RECORDS FOR THE EXERCISE:

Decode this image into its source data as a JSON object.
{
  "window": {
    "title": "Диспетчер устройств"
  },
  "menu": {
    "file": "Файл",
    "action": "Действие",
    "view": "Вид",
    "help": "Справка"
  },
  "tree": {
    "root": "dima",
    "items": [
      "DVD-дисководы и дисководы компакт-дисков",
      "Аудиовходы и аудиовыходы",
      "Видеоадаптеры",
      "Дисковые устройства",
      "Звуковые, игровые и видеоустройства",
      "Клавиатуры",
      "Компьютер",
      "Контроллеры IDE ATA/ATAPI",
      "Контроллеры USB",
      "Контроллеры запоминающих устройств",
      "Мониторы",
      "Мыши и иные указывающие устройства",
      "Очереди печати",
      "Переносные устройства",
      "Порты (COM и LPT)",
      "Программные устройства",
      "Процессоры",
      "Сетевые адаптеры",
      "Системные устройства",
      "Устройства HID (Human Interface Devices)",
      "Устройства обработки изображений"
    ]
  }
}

WORK TO BE COMPLETED:
Output all preceding records character for character.

EXPECTED ANSWER:
Decode this image into its source data as a JSON object.
{
  "window": {
    "title": "Диспетчер устройств"
  },
  "menu": {
    "file": "Файл",
    "action": "Действие",
    "view": "Вид",
    "help": "Справка"
  },
  "tree": {
    "root": "dima",
    "items": [
      "DVD-дисководы и дисководы компакт-дисков",
      "Аудиовходы и аудиовыходы",
      "Видеоадаптеры",
      "Дисковые устройства",
      "Звуковые, игровые и видеоустройства",
      "Клавиатуры",
      "Компьютер",
      "Контроллеры IDE ATA/ATAPI",
      "Контроллеры USB",
      "Контроллеры запоминающих устройств",
      "Мониторы",
      "Мыши и иные указывающие устройства",
      "Очереди печати",
      "Переносные устройства",
      "Порты (COM и LPT)",
      "Программные устройства",
      "Процессоры",
      "Сетевые адаптеры",
      "Системные устройства",
      "Устройства HID (Human Interface Devices)",
      "Устройства обработки изображений"
    ]
  }
}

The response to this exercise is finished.